_EXERCISE BRIEF:_ Line by line, please look for the word "sebutkan" in the following records, then copy each line you find it in.

_RECORDS PROVIDED:_
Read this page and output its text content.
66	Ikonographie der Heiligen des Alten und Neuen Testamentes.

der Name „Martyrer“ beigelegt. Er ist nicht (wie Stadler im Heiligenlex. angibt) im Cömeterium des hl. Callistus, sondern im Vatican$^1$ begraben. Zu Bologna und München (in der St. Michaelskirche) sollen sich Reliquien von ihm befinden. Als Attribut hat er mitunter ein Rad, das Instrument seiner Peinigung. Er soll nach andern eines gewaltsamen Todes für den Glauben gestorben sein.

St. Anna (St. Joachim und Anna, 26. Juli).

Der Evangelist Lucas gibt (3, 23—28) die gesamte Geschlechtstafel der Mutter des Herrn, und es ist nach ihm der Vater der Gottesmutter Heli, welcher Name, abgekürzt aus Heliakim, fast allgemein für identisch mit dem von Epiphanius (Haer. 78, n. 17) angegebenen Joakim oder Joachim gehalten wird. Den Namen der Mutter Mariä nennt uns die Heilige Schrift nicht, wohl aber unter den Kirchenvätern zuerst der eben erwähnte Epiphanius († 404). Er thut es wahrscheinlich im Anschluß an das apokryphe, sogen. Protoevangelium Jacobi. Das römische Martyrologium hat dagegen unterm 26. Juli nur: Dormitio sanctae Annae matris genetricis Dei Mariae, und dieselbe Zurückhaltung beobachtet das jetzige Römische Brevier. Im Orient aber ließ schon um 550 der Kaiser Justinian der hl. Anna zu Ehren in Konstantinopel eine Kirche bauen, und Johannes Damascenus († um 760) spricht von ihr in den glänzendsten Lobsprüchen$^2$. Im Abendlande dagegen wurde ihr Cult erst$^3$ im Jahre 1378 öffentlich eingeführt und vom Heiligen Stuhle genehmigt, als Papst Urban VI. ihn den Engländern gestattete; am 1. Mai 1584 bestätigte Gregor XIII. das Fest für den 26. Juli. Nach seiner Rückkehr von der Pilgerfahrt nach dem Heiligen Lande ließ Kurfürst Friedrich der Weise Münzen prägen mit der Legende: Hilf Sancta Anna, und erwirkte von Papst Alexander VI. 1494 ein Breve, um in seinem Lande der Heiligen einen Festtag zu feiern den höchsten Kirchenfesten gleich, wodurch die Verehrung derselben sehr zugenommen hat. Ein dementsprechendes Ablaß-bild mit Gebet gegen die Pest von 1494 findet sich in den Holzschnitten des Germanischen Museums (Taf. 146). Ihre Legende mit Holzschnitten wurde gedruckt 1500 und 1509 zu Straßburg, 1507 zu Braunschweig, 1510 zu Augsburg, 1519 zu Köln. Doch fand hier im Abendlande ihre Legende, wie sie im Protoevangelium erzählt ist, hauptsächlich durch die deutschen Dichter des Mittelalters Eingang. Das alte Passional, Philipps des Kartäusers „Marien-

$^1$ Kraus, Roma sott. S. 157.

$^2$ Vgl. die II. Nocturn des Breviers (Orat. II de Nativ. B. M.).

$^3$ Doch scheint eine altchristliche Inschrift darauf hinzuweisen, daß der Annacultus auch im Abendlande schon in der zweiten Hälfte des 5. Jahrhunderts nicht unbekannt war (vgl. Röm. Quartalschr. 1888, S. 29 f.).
==
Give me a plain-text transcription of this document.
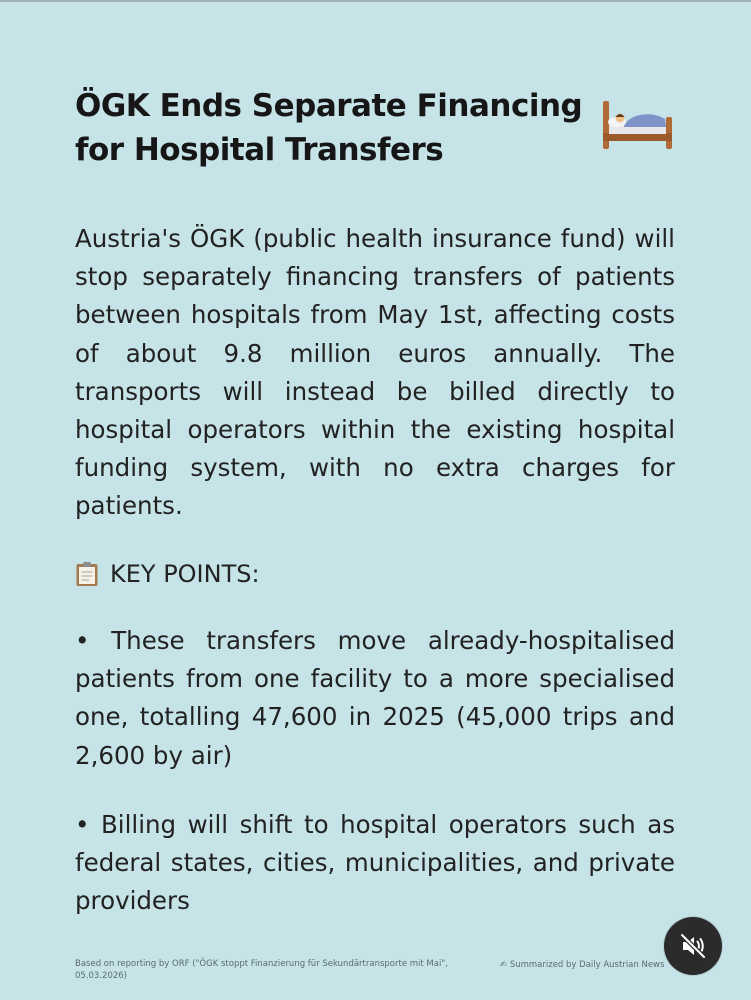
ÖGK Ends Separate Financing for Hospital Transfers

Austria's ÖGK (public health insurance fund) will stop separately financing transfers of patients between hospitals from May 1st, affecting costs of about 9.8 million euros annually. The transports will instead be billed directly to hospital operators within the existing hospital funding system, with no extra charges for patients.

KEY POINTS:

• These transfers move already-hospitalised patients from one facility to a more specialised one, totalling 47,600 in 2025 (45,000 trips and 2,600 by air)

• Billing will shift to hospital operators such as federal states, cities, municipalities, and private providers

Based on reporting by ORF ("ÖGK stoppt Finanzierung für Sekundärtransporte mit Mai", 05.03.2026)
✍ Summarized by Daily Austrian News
...
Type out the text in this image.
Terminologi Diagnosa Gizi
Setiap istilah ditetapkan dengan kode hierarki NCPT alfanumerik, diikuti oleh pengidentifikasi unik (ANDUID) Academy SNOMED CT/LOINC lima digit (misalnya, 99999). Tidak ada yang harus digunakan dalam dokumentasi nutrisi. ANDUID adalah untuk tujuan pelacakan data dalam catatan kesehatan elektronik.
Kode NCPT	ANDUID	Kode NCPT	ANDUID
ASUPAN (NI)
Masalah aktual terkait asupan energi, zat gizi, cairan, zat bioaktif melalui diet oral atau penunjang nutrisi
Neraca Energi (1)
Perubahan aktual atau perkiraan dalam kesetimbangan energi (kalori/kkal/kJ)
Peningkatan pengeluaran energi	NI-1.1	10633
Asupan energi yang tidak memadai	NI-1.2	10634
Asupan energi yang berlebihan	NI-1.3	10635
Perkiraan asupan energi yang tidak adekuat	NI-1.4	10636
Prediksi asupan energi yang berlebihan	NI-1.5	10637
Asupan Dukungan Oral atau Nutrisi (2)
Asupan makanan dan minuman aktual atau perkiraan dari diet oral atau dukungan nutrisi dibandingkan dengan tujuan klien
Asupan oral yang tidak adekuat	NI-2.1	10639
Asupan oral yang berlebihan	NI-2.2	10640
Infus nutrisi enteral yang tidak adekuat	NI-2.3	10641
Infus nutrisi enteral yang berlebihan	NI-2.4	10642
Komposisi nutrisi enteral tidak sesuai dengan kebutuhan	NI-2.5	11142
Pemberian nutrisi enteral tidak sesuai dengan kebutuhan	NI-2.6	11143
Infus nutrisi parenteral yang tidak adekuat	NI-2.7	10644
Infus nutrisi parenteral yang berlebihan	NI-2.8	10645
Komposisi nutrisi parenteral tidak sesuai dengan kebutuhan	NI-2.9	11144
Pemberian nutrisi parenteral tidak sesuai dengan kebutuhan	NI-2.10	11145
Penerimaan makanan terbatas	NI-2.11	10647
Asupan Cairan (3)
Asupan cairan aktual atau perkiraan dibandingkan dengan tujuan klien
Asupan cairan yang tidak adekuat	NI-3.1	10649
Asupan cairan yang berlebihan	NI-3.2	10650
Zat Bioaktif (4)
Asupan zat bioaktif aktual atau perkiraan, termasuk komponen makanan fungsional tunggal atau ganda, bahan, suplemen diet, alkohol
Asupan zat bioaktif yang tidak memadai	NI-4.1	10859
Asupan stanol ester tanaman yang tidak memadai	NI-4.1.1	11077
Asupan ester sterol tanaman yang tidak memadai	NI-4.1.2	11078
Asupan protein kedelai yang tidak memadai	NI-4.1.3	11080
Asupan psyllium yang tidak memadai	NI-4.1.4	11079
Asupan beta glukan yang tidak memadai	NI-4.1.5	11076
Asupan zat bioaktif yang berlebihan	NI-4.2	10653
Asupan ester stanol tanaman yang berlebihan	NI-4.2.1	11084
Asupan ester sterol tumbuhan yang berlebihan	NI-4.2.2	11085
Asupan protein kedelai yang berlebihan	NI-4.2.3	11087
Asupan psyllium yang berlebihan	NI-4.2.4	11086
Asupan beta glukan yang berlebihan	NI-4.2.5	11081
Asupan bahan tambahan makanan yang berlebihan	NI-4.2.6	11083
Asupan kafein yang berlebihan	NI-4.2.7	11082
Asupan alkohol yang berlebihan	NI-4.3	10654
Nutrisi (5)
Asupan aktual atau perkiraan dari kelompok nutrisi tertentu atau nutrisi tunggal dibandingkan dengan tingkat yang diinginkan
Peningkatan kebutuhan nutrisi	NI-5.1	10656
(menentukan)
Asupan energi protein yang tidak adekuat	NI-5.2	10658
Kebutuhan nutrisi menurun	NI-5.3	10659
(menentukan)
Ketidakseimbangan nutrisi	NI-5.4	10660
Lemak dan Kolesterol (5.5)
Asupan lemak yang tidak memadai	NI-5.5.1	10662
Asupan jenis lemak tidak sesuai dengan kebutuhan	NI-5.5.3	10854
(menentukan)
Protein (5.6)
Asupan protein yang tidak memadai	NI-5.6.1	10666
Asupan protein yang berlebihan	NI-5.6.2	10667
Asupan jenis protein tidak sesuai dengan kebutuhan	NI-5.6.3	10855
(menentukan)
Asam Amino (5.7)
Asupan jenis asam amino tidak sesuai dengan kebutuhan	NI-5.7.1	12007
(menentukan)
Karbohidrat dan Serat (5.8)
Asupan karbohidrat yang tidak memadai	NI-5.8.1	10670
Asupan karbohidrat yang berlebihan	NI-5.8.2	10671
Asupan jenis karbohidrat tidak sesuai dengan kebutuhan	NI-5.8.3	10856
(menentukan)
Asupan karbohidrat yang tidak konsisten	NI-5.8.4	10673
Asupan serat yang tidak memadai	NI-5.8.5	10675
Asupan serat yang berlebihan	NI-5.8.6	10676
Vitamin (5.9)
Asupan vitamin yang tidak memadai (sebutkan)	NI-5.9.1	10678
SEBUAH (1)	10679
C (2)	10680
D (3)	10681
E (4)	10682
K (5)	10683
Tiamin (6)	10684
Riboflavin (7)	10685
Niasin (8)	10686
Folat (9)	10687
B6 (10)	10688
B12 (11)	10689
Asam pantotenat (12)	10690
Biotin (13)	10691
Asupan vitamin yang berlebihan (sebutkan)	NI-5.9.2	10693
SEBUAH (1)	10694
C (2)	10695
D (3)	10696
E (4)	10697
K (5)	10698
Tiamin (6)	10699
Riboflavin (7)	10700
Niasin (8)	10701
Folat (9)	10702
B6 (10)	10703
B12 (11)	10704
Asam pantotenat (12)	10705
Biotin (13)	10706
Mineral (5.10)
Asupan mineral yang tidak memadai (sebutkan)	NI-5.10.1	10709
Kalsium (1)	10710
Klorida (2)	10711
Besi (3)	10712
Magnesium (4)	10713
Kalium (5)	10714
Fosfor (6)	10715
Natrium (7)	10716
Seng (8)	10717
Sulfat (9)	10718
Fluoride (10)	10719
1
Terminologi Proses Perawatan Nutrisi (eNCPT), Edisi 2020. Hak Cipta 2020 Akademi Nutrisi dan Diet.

_ANSWER TO THIS PROBLEM:_
Asupan vitamin yang tidak memadai (sebutkan)	NI-5.9.1	10678
Asupan vitamin yang berlebihan (sebutkan)	NI-5.9.2	10693
Asupan mineral yang tidak memadai (sebutkan)	NI-5.10.1	10709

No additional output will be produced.